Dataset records
— start —

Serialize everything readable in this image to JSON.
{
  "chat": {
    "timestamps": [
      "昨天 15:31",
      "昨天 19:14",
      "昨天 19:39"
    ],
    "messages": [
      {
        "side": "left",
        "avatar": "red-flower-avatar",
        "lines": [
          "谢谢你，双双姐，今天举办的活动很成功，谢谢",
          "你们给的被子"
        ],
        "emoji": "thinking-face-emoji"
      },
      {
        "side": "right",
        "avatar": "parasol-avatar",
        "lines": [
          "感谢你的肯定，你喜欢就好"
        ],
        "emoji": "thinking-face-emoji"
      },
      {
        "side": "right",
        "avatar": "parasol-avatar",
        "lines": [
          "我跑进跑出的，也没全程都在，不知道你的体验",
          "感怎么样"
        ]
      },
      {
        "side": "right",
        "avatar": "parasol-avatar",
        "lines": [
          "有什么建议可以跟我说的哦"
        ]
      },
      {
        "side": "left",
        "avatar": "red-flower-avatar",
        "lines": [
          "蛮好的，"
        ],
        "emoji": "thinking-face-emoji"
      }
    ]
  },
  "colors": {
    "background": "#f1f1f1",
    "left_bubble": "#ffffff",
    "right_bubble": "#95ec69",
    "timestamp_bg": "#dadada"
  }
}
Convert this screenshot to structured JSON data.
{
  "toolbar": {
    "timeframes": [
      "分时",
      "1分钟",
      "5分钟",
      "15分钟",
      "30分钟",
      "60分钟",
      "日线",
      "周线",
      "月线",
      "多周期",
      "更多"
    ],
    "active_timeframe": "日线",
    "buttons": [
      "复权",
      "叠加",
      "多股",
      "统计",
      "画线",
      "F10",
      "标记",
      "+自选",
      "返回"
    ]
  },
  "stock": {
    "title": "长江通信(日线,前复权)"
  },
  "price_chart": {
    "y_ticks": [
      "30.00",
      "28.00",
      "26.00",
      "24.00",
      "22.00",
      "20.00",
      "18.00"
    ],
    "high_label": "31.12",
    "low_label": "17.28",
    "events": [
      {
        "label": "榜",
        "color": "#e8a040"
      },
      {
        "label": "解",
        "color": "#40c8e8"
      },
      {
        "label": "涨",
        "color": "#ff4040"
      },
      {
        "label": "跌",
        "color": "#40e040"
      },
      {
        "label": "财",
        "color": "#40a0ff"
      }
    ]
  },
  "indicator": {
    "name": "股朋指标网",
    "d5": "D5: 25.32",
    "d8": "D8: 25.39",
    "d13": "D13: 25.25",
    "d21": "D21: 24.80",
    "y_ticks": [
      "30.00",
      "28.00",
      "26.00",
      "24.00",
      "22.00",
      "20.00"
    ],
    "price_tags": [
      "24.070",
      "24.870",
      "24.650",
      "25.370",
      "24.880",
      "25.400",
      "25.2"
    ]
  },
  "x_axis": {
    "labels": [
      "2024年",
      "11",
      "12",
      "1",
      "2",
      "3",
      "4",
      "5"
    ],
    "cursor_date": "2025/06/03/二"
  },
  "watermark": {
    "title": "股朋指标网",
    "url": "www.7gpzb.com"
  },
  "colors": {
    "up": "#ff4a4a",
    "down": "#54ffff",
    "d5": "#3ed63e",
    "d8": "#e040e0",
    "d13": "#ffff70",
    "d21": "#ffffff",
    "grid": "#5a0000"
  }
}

— end —

- Problem statement
Exact output of every entry is required.

- Worked answer
Serialize everything readable in this image to JSON.
{
  "chat": {
    "timestamps": [
      "昨天 15:31",
      "昨天 19:14",
      "昨天 19:39"
    ],
    "messages": [
      {
        "side": "left",
        "avatar": "red-flower-avatar",
        "lines": [
          "谢谢你，双双姐，今天举办的活动很成功，谢谢",
          "你们给的被子"
        ],
        "emoji": "thinking-face-emoji"
      },
      {
        "side": "right",
        "avatar": "parasol-avatar",
        "lines": [
          "感谢你的肯定，你喜欢就好"
        ],
        "emoji": "thinking-face-emoji"
      },
      {
        "side": "right",
        "avatar": "parasol-avatar",
        "lines": [
          "我跑进跑出的，也没全程都在，不知道你的体验",
          "感怎么样"
        ]
      },
      {
        "side": "right",
        "avatar": "parasol-avatar",
        "lines": [
          "有什么建议可以跟我说的哦"
        ]
      },
      {
        "side": "left",
        "avatar": "red-flower-avatar",
        "lines": [
          "蛮好的，"
        ],
        "emoji": "thinking-face-emoji"
      }
    ]
  },
  "colors": {
    "background": "#f1f1f1",
    "left_bubble": "#ffffff",
    "right_bubble": "#95ec69",
    "timestamp_bg": "#dadada"
  }
}
Convert this screenshot to structured JSON data.
{
  "toolbar": {
    "timeframes": [
      "分时",
      "1分钟",
      "5分钟",
      "15分钟",
      "30分钟",
      "60分钟",
      "日线",
      "周线",
      "月线",
      "多周期",
      "更多"
    ],
    "active_timeframe": "日线",
    "buttons": [
      "复权",
      "叠加",
      "多股",
      "统计",
      "画线",
      "F10",
      "标记",
      "+自选",
      "返回"
    ]
  },
  "stock": {
    "title": "长江通信(日线,前复权)"
  },
  "price_chart": {
    "y_ticks": [
      "30.00",
      "28.00",
      "26.00",
      "24.00",
      "22.00",
      "20.00",
      "18.00"
    ],
    "high_label": "31.12",
    "low_label": "17.28",
    "events": [
      {
        "label": "榜",
        "color": "#e8a040"
      },
      {
        "label": "解",
        "color": "#40c8e8"
      },
      {
        "label": "涨",
        "color": "#ff4040"
      },
      {
        "label": "跌",
        "color": "#40e040"
      },
      {
        "label": "财",
        "color": "#40a0ff"
      }
    ]
  },
  "indicator": {
    "name": "股朋指标网",
    "d5": "D5: 25.32",
    "d8": "D8: 25.39",
    "d13": "D13: 25.25",
    "d21": "D21: 24.80",
    "y_ticks": [
      "30.00",
      "28.00",
      "26.00",
      "24.00",
      "22.00",
      "20.00"
    ],
    "price_tags": [
      "24.070",
      "24.870",
      "24.650",
      "25.370",
      "24.880",
      "25.400",
      "25.2"
    ]
  },
  "x_axis": {
    "labels": [
      "2024年",
      "11",
      "12",
      "1",
      "2",
      "3",
      "4",
      "5"
    ],
    "cursor_date": "2025/06/03/二"
  },
  "watermark": {
    "title": "股朋指标网",
    "url": "www.7gpzb.com"
  },
  "colors": {
    "up": "#ff4a4a",
    "down": "#54ffff",
    "d5": "#3ed63e",
    "d8": "#e040e0",
    "d13": "#ffff70",
    "d21": "#ffffff",
    "grid": "#5a0000"
  }
}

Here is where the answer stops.